## [Stated problem]
Reproduce every line of the data below, word for word and in the same order.

Data entries:
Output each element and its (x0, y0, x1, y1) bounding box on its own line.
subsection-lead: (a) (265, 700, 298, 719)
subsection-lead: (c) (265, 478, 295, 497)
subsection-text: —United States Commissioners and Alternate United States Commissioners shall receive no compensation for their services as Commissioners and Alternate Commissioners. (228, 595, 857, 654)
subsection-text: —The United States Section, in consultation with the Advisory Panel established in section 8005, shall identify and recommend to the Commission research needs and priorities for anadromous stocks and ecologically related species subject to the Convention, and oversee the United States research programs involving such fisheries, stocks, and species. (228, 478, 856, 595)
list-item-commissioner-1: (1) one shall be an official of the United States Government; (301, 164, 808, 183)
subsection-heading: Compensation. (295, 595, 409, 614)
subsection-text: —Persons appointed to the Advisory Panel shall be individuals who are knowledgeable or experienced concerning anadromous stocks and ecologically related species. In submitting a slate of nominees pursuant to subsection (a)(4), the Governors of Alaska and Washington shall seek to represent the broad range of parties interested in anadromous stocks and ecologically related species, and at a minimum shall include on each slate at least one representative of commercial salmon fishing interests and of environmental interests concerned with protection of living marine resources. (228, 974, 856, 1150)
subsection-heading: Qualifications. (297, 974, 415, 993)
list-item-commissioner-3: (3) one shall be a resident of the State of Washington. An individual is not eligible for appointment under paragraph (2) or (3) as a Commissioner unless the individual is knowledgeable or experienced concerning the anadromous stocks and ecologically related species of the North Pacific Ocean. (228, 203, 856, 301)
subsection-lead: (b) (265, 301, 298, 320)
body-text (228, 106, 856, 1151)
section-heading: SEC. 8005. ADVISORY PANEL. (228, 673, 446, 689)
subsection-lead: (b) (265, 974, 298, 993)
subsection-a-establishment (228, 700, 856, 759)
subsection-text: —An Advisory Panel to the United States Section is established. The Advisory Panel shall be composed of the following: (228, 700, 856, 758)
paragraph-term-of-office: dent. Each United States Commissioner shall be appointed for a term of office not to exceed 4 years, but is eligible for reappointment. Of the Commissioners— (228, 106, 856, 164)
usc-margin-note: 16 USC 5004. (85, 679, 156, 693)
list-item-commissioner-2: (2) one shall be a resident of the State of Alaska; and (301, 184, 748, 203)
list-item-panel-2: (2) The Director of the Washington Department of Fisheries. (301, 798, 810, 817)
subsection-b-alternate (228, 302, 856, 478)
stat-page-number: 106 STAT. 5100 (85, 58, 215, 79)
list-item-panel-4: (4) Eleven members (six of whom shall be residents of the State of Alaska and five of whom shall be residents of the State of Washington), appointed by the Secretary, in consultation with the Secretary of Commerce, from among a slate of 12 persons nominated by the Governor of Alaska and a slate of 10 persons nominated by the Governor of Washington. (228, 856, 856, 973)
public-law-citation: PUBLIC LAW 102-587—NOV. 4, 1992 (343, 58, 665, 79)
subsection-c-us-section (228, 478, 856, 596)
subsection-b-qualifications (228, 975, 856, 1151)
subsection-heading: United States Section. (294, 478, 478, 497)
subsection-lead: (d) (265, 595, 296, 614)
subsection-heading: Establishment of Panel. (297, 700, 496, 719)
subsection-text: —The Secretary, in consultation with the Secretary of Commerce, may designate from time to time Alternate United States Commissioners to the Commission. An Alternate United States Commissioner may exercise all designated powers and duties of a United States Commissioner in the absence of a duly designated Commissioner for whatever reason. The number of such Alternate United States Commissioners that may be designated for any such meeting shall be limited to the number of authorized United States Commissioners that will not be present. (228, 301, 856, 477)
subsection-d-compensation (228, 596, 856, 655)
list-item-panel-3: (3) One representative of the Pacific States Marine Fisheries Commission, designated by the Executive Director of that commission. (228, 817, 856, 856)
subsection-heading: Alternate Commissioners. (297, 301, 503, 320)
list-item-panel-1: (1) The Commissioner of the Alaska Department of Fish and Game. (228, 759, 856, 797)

## [Exercise result]
Output each element and its (x0, y0, x1, y1) bounding box on its own line.
subsection-lead: (a) (265, 700, 298, 719)
subsection-lead: (c) (265, 478, 295, 497)
subsection-text: —United States Commissioners and Alternate United States Commissioners shall receive no compensation for their services as Commissioners and Alternate Commissioners. (228, 595, 857, 654)
subsection-text: —The United States Section, in consultation with the Advisory Panel established in section 8005, shall identify and recommend to the Commission research needs and priorities for anadromous stocks and ecologically related species subject to the Convention, and oversee the United States research programs involving such fisheries, stocks, and species. (228, 478, 856, 595)
list-item-commissioner-1: (1) one shall be an official of the United States Government; (301, 164, 808, 183)
subsection-heading: Compensation. (295, 595, 409, 614)
subsection-text: —Persons appointed to the Advisory Panel shall be individuals who are knowledgeable or experienced concerning anadromous stocks and ecologically related species. In submitting a slate of nominees pursuant to subsection (a)(4), the Governors of Alaska and Washington shall seek to represent the broad range of parties interested in anadromous stocks and ecologically related species, and at a minimum shall include on each slate at least one representative of commercial salmon fishing interests and of environmental interests concerned with protection of living marine resources. (228, 974, 856, 1150)
subsection-heading: Qualifications. (297, 974, 415, 993)
list-item-commissioner-3: (3) one shall be a resident of the State of Washington. An individual is not eligible for appointment under paragraph (2) or (3) as a Commissioner unless the individual is knowledgeable or experienced concerning the anadromous stocks and ecologically related species of the North Pacific Ocean. (228, 203, 856, 301)
subsection-lead: (b) (265, 301, 298, 320)
body-text (228, 106, 856, 1151)
section-heading: SEC. 8005. ADVISORY PANEL. (228, 673, 446, 689)
subsection-lead: (b) (265, 974, 298, 993)
subsection-a-establishment (228, 700, 856, 759)
subsection-text: —An Advisory Panel to the United States Section is established. The Advisory Panel shall be composed of the following: (228, 700, 856, 758)
paragraph-term-of-office: dent. Each United States Commissioner shall be appointed for a term of office not to exceed 4 years, but is eligible for reappointment. Of the Commissioners— (228, 106, 856, 164)
usc-margin-note: 16 USC 5004. (85, 679, 156, 693)
list-item-commissioner-2: (2) one shall be a resident of the State of Alaska; and (301, 184, 748, 203)
list-item-panel-2: (2) The Director of the Washington Department of Fisheries. (301, 798, 810, 817)
subsection-b-alternate (228, 302, 856, 478)
stat-page-number: 106 STAT. 5100 (85, 58, 215, 79)
list-item-panel-4: (4) Eleven members (six of whom shall be residents of the State of Alaska and five of whom shall be residents of the State of Washington), appointed by the Secretary, in consultation with the Secretary of Commerce, from among a slate of 12 persons nominated by the Governor of Alaska and a slate of 10 persons nominated by the Governor of Washington. (228, 856, 856, 973)
public-law-citation: PUBLIC LAW 102-587—NOV. 4, 1992 (343, 58, 665, 79)
subsection-c-us-section (228, 478, 856, 596)
subsection-b-qualifications (228, 975, 856, 1151)
subsection-heading: United States Section. (294, 478, 478, 497)
subsection-lead: (d) (265, 595, 296, 614)
subsection-heading: Establishment of Panel. (297, 700, 496, 719)
subsection-text: —The Secretary, in consultation with the Secretary of Commerce, may designate from time to time Alternate United States Commissioners to the Commission. An Alternate United States Commissioner may exercise all designated powers and duties of a United States Commissioner in the absence of a duly designated Commissioner for whatever reason. The number of such Alternate United States Commissioners that may be designated for any such meeting shall be limited to the number of authorized United States Commissioners that will not be present. (228, 301, 856, 477)
subsection-d-compensation (228, 596, 856, 655)
list-item-panel-3: (3) One representative of the Pacific States Marine Fisheries Commission, designated by the Executive Director of that commission. (228, 817, 856, 856)
subsection-heading: Alternate Commissioners. (297, 301, 503, 320)
list-item-panel-1: (1) The Commissioner of the Alaska Department of Fish and Game. (228, 759, 856, 797)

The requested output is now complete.